• _DIRECTIVE_:
Every record below should be written out exactly; pictures stay out.
[start of DATA LISTING]
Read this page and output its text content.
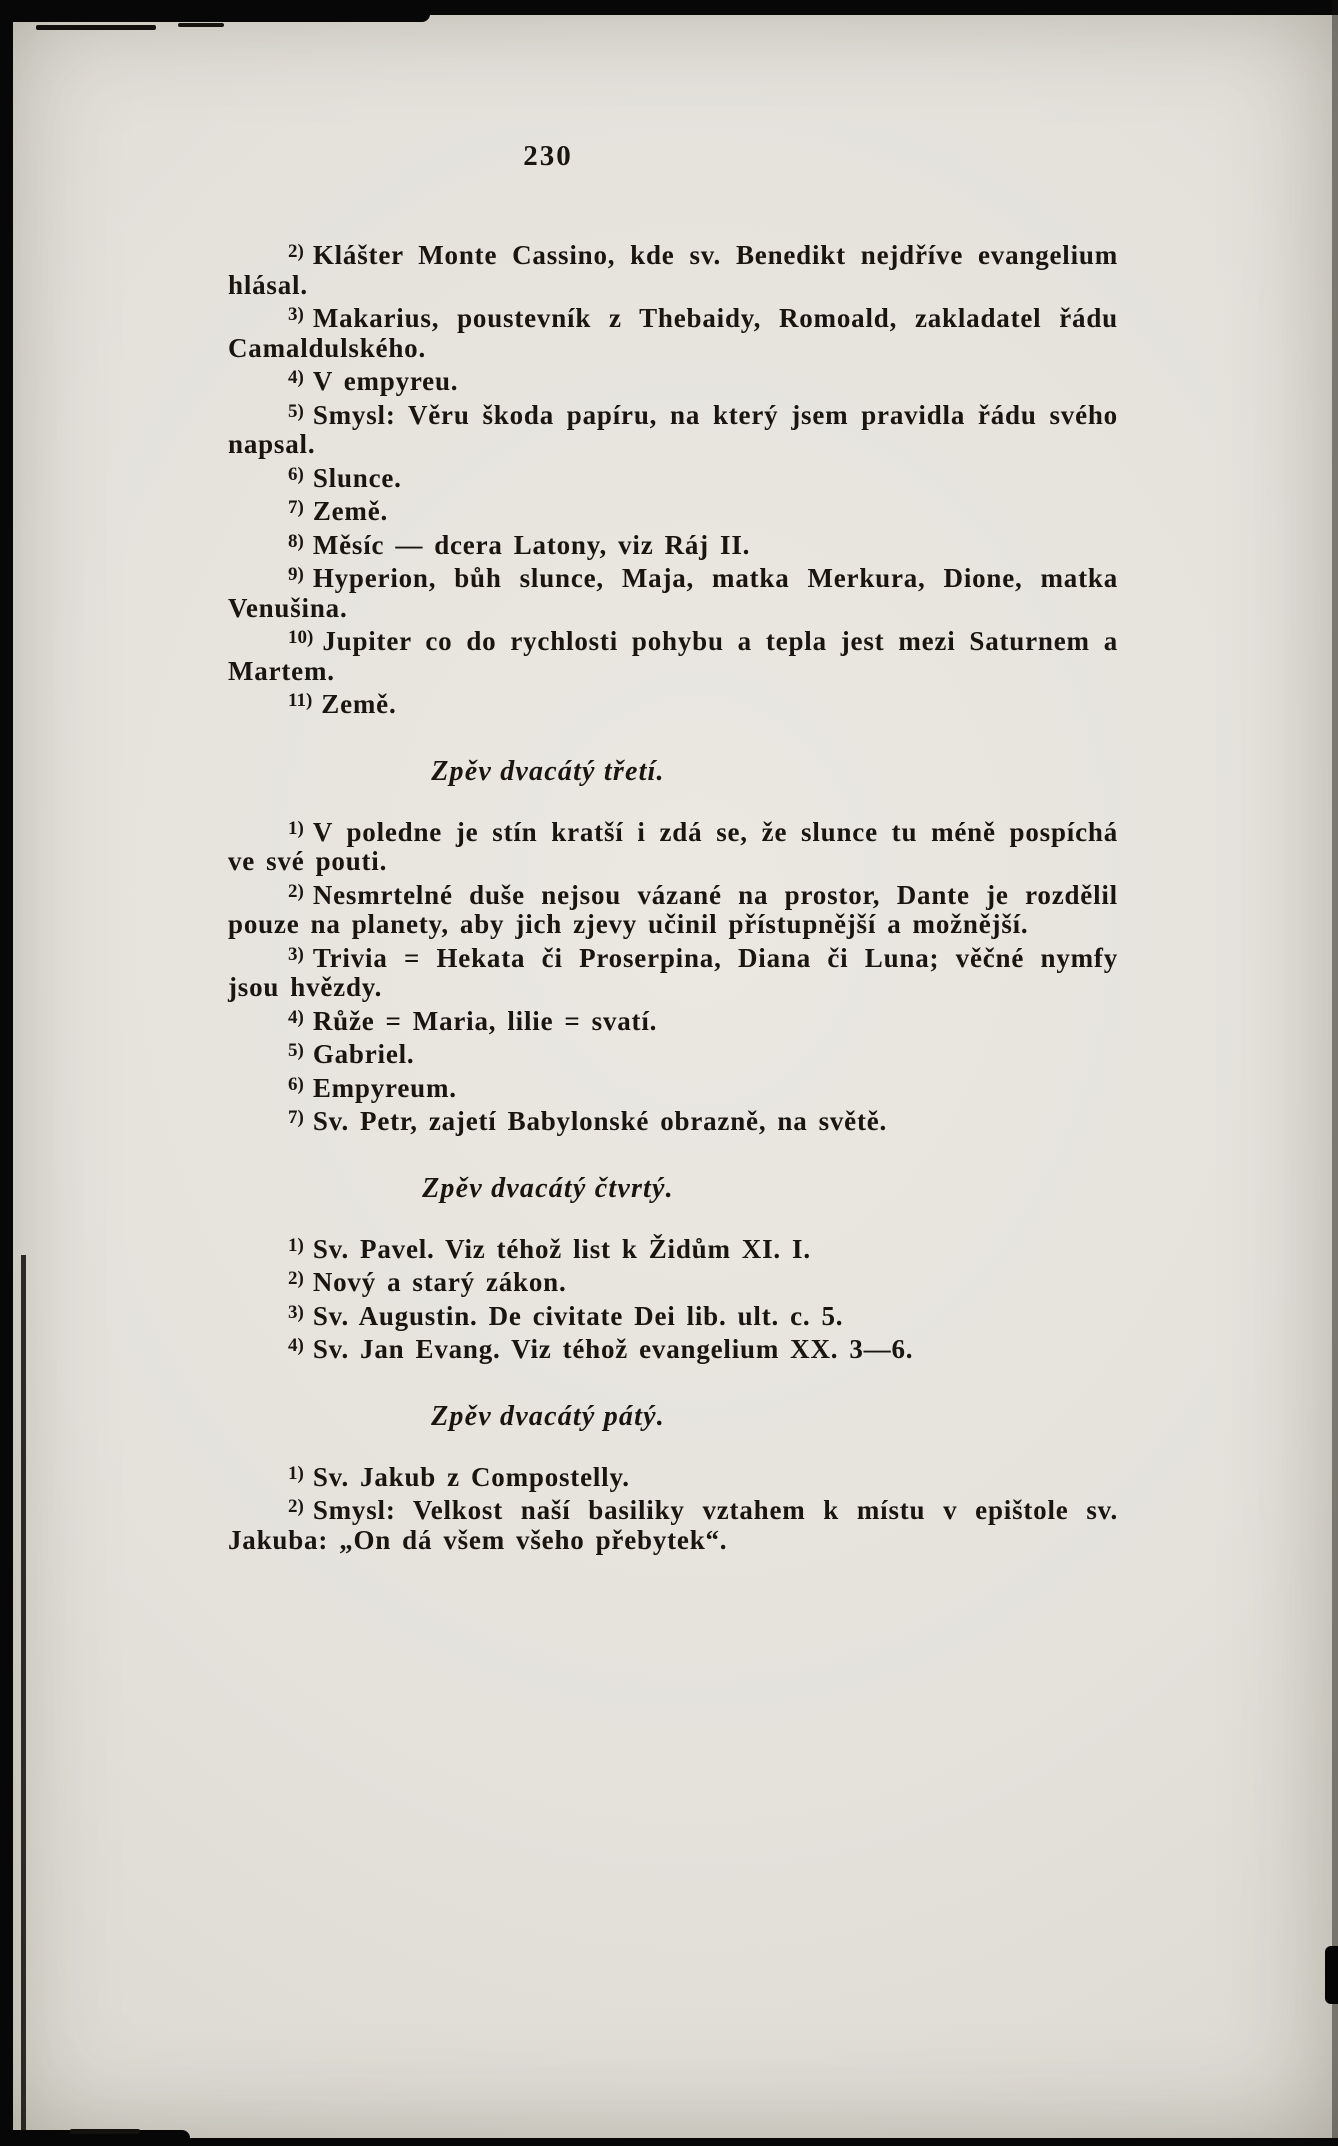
230

$^{2)}$ Klášter Monte Cassino, kde sv. Benedikt nejdříve evangelium hlásal.

$^{3)}$ Makarius, poustevník z Thebaidy, Romoald, zakladatel řádu Camaldulského.

$^{4)}$ V empyreu.

$^{5)}$ Smysl: Věru škoda papíru, na který jsem pravidla řádu svého napsal.

$^{6)}$ Slunce.

$^{7)}$ Země.

$^{8)}$ Měsíc — dcera Latony, viz Ráj II.

$^{9)}$ Hyperion, bůh slunce, Maja, matka Merkura, Dione, matka Venušina.

$^{10)}$ Jupiter co do rychlosti pohybu a tepla jest mezi Saturnem a Martem.

$^{11)}$ Země.

Zpěv dvacátý třetí.

$^{1)}$ V poledne je stín kratší i zdá se, že slunce tu méně pospíchá ve své pouti.

$^{2)}$ Nesmrtelné duše nejsou vázané na prostor, Dante je rozdělil pouze na planety, aby jich zjevy učinil přístupnější a možnější.

$^{3)}$ Trivia = Hekata či Proserpina, Diana či Luna; věčné nymfy jsou hvězdy.

$^{4)}$ Růže = Maria, lilie = svatí.

$^{5)}$ Gabriel.

$^{6)}$ Empyreum.

$^{7)}$ Sv. Petr, zajetí Babylonské obrazně, na světě.

Zpěv dvacátý čtvrtý.

$^{1)}$ Sv. Pavel. Viz téhož list k Židům XI. I.

$^{2)}$ Nový a starý zákon.

$^{3)}$ Sv. Augustin. De civitate Dei lib. ult. c. 5.

$^{4)}$ Sv. Jan Evang. Viz téhož evangelium XX. 3—6.

Zpěv dvacátý pátý.

$^{1)}$ Sv. Jakub z Compostelly.

$^{2)}$ Smysl: Velkost naší basiliky vztahem k místu v epištole sv. Jakuba: „On dá všem všeho přebytek“.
[end of DATA LISTING]
• _SOLVED EXERCISE_:
Read this page and output its text content.
230

$^{2)}$ Klášter Monte Cassino, kde sv. Benedikt nejdříve evangelium hlásal.

$^{3)}$ Makarius, poustevník z Thebaidy, Romoald, zakladatel řádu Camaldulského.

$^{4)}$ V empyreu.

$^{5)}$ Smysl: Věru škoda papíru, na který jsem pravidla řádu svého napsal.

$^{6)}$ Slunce.

$^{7)}$ Země.

$^{8)}$ Měsíc — dcera Latony, viz Ráj II.

$^{9)}$ Hyperion, bůh slunce, Maja, matka Merkura, Dione, matka Venušina.

$^{10)}$ Jupiter co do rychlosti pohybu a tepla jest mezi Saturnem a Martem.

$^{11)}$ Země.

Zpěv dvacátý třetí.

$^{1)}$ V poledne je stín kratší i zdá se, že slunce tu méně pospíchá ve své pouti.

$^{2)}$ Nesmrtelné duše nejsou vázané na prostor, Dante je rozdělil pouze na planety, aby jich zjevy učinil přístupnější a možnější.

$^{3)}$ Trivia = Hekata či Proserpina, Diana či Luna; věčné nymfy jsou hvězdy.

$^{4)}$ Růže = Maria, lilie = svatí.

$^{5)}$ Gabriel.

$^{6)}$ Empyreum.

$^{7)}$ Sv. Petr, zajetí Babylonské obrazně, na světě.

Zpěv dvacátý čtvrtý.

$^{1)}$ Sv. Pavel. Viz téhož list k Židům XI. I.

$^{2)}$ Nový a starý zákon.

$^{3)}$ Sv. Augustin. De civitate Dei lib. ult. c. 5.

$^{4)}$ Sv. Jan Evang. Viz téhož evangelium XX. 3—6.

Zpěv dvacátý pátý.

$^{1)}$ Sv. Jakub z Compostelly.

$^{2)}$ Smysl: Velkost naší basiliky vztahem k místu v epištole sv. Jakuba: „On dá všem všeho přebytek“.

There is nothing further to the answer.